### GOAL OF THE EXERCISE
Give the count of lines holding the string "width" and nothing else.

### LISTED ENTRIES

_____

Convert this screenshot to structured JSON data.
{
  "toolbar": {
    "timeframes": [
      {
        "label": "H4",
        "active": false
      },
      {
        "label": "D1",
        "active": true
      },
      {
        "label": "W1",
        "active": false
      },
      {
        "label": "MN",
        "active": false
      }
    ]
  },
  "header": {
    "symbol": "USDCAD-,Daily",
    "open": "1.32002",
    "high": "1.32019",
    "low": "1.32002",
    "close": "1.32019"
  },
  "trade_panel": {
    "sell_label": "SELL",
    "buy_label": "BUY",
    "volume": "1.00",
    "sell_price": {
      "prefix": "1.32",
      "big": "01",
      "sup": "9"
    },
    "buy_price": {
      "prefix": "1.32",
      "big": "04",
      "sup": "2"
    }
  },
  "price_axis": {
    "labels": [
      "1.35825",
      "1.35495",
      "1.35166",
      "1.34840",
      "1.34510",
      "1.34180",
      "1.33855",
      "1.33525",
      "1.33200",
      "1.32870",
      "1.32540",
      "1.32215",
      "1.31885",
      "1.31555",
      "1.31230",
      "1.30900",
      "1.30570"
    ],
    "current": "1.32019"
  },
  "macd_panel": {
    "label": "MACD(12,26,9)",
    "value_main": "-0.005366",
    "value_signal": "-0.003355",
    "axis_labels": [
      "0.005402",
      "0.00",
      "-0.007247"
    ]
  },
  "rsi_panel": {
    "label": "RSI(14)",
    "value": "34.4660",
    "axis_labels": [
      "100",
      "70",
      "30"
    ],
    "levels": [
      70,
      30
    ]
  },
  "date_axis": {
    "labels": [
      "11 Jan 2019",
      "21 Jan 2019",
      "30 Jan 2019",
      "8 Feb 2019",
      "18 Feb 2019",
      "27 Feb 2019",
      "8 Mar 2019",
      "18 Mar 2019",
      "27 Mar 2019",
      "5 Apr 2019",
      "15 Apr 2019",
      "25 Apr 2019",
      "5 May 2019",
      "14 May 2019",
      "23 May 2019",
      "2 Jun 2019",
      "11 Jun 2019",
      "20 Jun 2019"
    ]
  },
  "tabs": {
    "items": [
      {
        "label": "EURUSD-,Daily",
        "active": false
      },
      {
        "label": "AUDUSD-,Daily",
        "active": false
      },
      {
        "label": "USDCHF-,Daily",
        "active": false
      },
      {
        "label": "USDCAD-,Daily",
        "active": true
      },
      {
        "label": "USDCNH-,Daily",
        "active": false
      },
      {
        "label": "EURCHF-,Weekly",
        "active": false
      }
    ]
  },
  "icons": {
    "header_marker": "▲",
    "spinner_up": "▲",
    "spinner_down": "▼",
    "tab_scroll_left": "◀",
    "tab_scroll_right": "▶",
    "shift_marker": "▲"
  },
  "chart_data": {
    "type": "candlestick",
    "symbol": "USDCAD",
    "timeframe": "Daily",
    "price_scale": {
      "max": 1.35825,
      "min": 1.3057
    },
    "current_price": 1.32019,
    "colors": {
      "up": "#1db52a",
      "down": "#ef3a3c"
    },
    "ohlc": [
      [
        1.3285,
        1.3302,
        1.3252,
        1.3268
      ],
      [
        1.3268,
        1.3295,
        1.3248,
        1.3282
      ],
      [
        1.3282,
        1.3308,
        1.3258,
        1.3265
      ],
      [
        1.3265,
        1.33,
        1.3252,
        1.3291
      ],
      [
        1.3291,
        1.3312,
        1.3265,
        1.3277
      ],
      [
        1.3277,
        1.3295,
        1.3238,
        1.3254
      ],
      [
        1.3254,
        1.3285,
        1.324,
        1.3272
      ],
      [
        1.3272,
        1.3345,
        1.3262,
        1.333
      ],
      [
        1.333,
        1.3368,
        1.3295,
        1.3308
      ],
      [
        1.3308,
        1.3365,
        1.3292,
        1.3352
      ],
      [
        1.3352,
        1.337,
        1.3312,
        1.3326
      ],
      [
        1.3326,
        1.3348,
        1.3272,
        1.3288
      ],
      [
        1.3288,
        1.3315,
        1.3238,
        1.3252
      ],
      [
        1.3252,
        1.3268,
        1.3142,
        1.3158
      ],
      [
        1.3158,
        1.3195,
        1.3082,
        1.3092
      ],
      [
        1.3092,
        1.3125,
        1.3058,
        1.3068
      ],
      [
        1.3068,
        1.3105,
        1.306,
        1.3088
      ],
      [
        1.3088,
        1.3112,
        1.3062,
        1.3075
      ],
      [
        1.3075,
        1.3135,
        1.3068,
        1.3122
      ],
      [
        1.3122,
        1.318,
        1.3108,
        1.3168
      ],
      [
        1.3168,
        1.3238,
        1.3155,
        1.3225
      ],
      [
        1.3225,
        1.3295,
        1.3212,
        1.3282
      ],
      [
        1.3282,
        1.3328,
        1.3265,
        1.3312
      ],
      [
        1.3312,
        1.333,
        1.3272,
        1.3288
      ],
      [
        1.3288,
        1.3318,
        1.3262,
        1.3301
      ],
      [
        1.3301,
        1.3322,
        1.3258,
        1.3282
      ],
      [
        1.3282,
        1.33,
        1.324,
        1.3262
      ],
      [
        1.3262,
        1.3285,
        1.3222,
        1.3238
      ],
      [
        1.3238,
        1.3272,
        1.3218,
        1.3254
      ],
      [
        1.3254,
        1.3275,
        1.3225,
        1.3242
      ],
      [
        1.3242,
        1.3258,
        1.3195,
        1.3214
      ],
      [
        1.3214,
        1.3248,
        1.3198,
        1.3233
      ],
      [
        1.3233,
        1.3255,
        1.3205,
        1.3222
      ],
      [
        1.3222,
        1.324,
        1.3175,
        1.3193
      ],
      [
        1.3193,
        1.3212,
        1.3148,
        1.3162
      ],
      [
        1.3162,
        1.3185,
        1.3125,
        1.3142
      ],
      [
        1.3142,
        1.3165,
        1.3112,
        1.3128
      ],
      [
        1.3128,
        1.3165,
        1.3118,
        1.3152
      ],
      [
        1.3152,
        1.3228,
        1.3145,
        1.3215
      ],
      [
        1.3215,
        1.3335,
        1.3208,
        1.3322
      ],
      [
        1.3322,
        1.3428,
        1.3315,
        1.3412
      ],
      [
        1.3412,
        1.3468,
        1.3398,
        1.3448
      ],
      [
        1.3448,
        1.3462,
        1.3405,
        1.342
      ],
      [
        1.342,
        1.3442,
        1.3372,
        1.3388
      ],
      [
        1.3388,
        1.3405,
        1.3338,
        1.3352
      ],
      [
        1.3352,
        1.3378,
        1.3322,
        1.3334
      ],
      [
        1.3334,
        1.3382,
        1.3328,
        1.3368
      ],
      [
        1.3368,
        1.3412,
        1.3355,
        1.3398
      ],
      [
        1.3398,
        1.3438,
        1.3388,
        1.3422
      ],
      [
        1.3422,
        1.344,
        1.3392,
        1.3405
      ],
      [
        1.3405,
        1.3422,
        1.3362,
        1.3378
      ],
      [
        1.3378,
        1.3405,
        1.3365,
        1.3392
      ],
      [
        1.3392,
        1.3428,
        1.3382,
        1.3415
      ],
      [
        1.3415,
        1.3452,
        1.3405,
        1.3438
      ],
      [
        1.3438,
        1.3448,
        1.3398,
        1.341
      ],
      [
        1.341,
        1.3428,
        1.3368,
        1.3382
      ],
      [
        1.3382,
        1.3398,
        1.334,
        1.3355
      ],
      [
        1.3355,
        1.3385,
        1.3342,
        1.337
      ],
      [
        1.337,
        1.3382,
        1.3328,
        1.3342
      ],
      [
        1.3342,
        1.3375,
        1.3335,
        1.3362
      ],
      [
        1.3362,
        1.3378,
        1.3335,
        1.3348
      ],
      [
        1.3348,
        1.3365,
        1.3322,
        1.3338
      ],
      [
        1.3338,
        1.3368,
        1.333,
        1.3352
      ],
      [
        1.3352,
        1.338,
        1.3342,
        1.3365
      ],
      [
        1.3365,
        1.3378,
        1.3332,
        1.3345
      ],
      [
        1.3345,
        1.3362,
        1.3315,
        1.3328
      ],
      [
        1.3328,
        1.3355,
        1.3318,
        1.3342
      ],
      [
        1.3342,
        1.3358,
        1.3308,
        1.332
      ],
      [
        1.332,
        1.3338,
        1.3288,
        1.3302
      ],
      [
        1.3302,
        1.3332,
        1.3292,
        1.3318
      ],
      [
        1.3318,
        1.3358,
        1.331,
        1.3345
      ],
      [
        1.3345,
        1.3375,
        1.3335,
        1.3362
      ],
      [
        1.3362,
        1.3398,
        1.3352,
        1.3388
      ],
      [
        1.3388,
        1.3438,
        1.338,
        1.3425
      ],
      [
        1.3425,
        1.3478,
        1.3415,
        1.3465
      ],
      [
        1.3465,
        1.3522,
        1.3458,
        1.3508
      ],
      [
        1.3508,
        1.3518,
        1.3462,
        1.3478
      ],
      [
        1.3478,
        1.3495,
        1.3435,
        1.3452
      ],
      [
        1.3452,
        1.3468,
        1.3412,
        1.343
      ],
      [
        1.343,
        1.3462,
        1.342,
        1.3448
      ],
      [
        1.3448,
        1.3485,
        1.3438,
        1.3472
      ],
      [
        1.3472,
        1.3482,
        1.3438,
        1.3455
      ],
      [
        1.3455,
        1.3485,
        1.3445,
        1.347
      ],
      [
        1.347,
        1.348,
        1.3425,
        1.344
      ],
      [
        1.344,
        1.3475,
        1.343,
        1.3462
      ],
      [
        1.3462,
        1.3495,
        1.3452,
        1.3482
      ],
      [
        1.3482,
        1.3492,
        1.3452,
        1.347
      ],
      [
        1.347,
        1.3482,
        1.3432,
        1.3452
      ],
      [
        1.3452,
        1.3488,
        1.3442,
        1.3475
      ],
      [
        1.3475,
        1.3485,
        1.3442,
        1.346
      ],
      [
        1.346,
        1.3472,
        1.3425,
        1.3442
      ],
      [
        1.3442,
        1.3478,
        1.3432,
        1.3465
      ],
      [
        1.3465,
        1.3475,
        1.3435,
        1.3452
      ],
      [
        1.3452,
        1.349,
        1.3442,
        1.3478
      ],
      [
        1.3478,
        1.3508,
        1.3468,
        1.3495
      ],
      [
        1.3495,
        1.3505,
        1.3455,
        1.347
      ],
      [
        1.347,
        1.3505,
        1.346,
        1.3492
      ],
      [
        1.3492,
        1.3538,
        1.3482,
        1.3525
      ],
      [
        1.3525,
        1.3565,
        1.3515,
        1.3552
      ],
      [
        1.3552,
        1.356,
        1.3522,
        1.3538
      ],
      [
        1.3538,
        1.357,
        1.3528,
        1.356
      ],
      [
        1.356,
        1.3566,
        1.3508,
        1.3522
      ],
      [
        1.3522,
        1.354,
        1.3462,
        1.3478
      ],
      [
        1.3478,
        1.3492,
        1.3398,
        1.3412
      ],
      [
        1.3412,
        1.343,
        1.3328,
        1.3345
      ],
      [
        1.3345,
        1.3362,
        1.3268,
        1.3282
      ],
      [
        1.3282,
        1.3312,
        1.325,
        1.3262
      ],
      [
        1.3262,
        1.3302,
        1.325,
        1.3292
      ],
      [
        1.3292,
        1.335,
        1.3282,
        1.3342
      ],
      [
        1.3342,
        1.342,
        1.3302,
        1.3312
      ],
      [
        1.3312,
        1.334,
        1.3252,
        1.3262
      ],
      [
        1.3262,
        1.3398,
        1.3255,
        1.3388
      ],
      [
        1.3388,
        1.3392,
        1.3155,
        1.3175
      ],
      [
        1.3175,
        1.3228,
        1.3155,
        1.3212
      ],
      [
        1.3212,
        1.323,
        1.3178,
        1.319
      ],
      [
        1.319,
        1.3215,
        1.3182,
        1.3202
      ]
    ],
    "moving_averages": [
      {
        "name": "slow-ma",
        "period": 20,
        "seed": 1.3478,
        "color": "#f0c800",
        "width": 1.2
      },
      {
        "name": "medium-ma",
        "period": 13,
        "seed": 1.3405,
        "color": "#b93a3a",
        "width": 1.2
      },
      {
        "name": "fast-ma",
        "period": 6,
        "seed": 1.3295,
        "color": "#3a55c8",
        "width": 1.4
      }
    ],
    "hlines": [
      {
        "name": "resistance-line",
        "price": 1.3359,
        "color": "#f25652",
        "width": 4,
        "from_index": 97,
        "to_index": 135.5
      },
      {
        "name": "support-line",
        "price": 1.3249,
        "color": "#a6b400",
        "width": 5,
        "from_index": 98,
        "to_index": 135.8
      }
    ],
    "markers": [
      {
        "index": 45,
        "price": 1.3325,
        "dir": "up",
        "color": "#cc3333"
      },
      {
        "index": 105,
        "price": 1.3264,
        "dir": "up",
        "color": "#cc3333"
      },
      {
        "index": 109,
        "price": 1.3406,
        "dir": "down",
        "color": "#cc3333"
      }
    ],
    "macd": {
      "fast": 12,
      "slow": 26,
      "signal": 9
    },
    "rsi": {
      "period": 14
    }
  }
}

_____

### IN RESPONSE
5